- Work to be completed
Reproduce the data character for character, from the line with "note: fan: ※羽根の [159,237,192,247]" up to and including the line with "item: soil and bag: 土 [472,374,481,385]".

= = = = =

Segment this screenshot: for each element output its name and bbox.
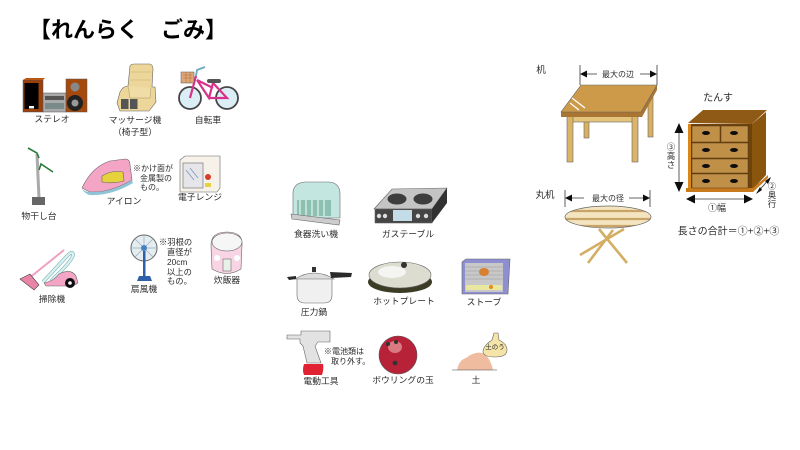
note: fan: ※羽根の [159,237,192,247]
item: rectangular desk [536,64,657,162]
item: soil and bag: 土のう [485,342,505,351]
dimension: height: 高 [667,151,675,161]
item: electric fan [131,235,193,294]
item: stereo: ステレオ [34,114,70,124]
item: vacuum cleaner: 掃除機 [39,293,65,304]
panel: small appliances, middle group [287,182,510,386]
note: iron: ※かけ面が [133,163,173,173]
item: gas stove: ガステーブル [382,228,434,239]
item: pressure cooker [287,267,352,317]
dimension: longest diameter: 最大の径 [592,193,624,203]
note: fan: 以上の [167,267,192,277]
note: fan: もの。 [167,276,192,286]
title: 【れんらく ごみ】 [29,18,227,42]
item: clothes drying stand [21,148,57,221]
item: microwave [178,156,222,202]
item: soil and bag: 土 [472,374,481,385]
dimension: longest side: 最大の辺 [602,69,634,79]
item: massage chair: マッサージ機 [109,114,162,125]
item: dish dryer [291,182,340,239]
item: rice cooker: 炊飯器 [214,274,240,285]
item: chest of drawers [667,92,777,213]
item: massage chair [109,64,162,137]
item: iron: アイロン [107,196,142,206]
item: massage chair: （椅子型） [113,126,157,137]
item: bowling ball: ボウリングの玉 [372,374,434,385]
item: electric drill: 電動工具 [303,376,339,386]
item: round table [535,189,656,263]
item: electric fan: 扇風機 [131,283,157,294]
item: rice cooker [211,232,242,285]
item: iron [82,159,173,206]
dimension: depth: 奥 [768,190,777,200]
note: fan [159,237,193,286]
item: hot plate [368,262,435,306]
dimension: width: ①幅 [708,202,726,213]
formula: total length: 長さの合計＝①+②+③ [678,224,779,238]
item: bicycle [179,67,238,125]
item: pressure cooker: 圧力鍋 [301,306,327,317]
item: hot plate: ホットプレート [373,296,435,306]
item: dish dryer: 食器洗い機 [294,228,338,239]
note: drill: ※電池類は [324,346,364,356]
item: heater stove [462,259,510,307]
note: fan: 直径が [167,247,193,257]
note: fan: 20cm [167,257,187,267]
panel: size-measured furniture [535,64,779,263]
item: gas stove [374,188,447,239]
item: heater stove: ストーブ [467,296,502,307]
dimension: height [667,123,684,192]
item: vacuum cleaner [20,250,78,304]
dimension: depth [756,177,777,209]
item: round table: 丸机 [535,189,555,201]
dimension: depth: ② [768,182,776,191]
item: microwave: 電子レンジ [178,192,222,202]
panel: small appliances, left group [20,64,242,304]
note: iron: 金属製の [140,173,172,183]
dimension: depth: 行 [768,199,777,209]
item: clothes drying stand: 物干し台 [21,210,57,221]
note: drill [324,346,370,366]
item: bicycle: 自転車 [195,114,221,125]
note: iron: もの。 [140,183,164,192]
dimension: height: ③ [667,142,676,152]
item: rectangular desk: 机 [536,64,546,76]
item: chest of drawers: たんす [703,92,733,104]
dimension: height: さ [667,160,675,170]
item: electric drill [287,331,370,386]
note: drill: 取り外す。 [331,356,370,366]
item: stereo [23,78,87,124]
item: soil and bag [452,333,507,385]
note: iron [133,163,173,192]
item: bowling ball [372,336,434,385]
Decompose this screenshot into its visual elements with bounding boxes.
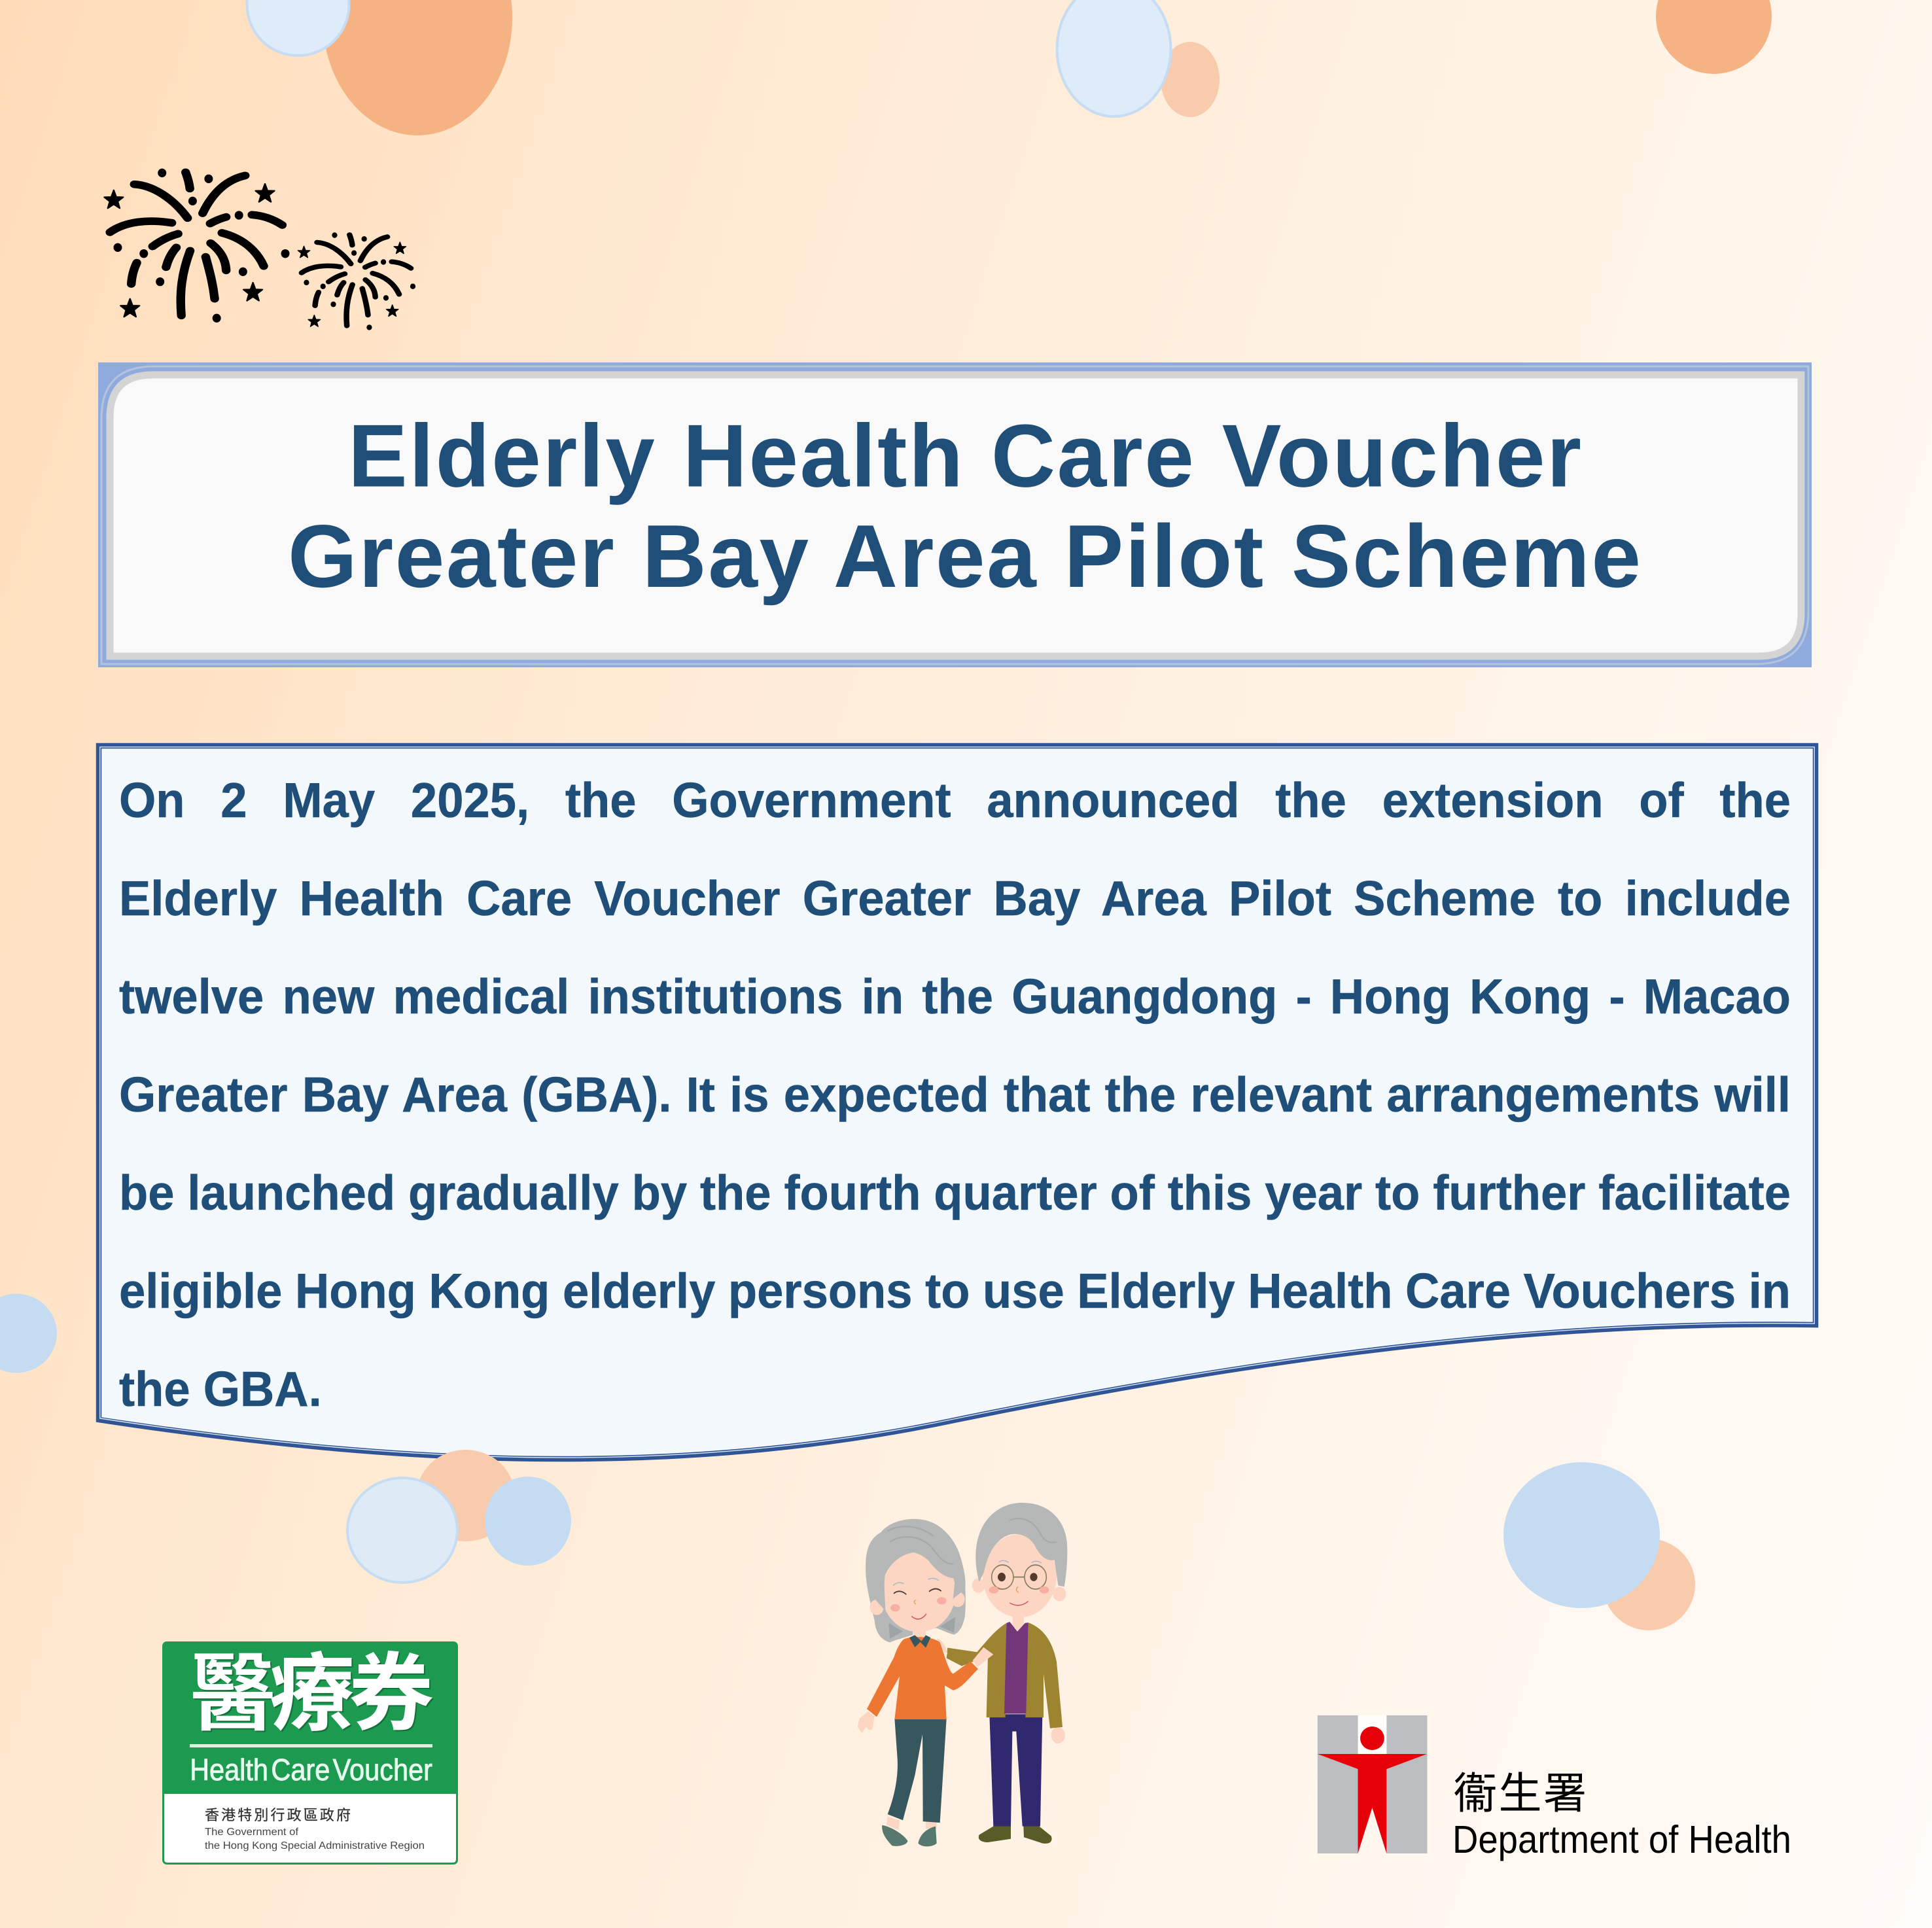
title heading: Greater Bay Area Pilot Scheme: [288, 506, 1641, 606]
logo: Health Care Voucher: Health Care Voucher: [190, 1753, 432, 1787]
logo: Department of Health: [1318, 1715, 1791, 1861]
logo: Health Care Voucher: 醫療券: [190, 1646, 434, 1742]
text block: announcement paragraph: eligible Hong Kong elderly persons to use Elderly Health Care Vouchers in: [119, 1264, 1791, 1319]
title heading: Elderly Health Care Voucher: [348, 406, 1581, 505]
logo: Health Care Voucher: The Government of: [205, 1827, 299, 1838]
logo: Health Care Voucher: [162, 1641, 458, 1865]
text block: announcement paragraph: Greater Bay Area (GBA). It is expected that the relevant arrangements will: [119, 1068, 1791, 1123]
title heading: [288, 406, 1641, 606]
text block: announcement paragraph: On 2 May 2025, the Government announced the extension of the: [119, 773, 1791, 828]
illustration: elderly couple: [858, 1503, 1067, 1846]
logo: Department of Health: 衞生署: [1454, 1769, 1587, 1817]
text block: announcement paragraph: Elderly Health Care Voucher Greater Bay Area Pilot Scheme to include: [119, 871, 1791, 926]
logo: Department of Health: Department of Health: [1452, 1818, 1791, 1861]
panel: announcement wave box: [99, 746, 1816, 1459]
text block: announcement paragraph: twelve new medical institutions in the Guangdong - Hong Kong - Macao: [119, 970, 1791, 1025]
text block: announcement paragraph: [119, 773, 1791, 1417]
panel: title banner: [98, 362, 1812, 667]
icon: fireworks: [104, 169, 415, 330]
lower bubbles: [0, 1294, 1695, 1630]
text block: announcement paragraph: be launched gradually by the fourth quarter of this year to further facilitate: [119, 1166, 1791, 1221]
top bubbles: [247, 0, 1772, 135]
logo: Health Care Voucher: 香港特別行政區政府: [205, 1807, 351, 1823]
woman: [858, 1519, 993, 1846]
text block: announcement paragraph: the GBA.: [119, 1362, 322, 1417]
logo: Health Care Voucher: the Hong Kong Special Administrative Region: [205, 1840, 425, 1851]
man: [937, 1503, 1067, 1844]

= = = = =

- Output for this task
note: fan: ※羽根の [159,237,192,247]
item: rectangular desk [536,64,657,162]
item: soil and bag: 土のう [485,342,505,351]
dimension: height: 高 [667,151,675,161]
item: electric fan [131,235,193,294]
item: stereo: ステレオ [34,114,70,124]
item: vacuum cleaner: 掃除機 [39,293,65,304]
panel: small appliances, middle group [287,182,510,386]
note: iron: ※かけ面が [133,163,173,173]
item: gas stove: ガステーブル [382,228,434,239]
item: pressure cooker [287,267,352,317]
dimension: longest diameter: 最大の径 [592,193,624,203]
note: fan: 以上の [167,267,192,277]
note: fan: もの。 [167,276,192,286]
title: 【れんらく ごみ】 [29,18,227,42]
item: clothes drying stand [21,148,57,221]
item: microwave [178,156,222,202]
item: soil and bag: 土 [472,374,481,385]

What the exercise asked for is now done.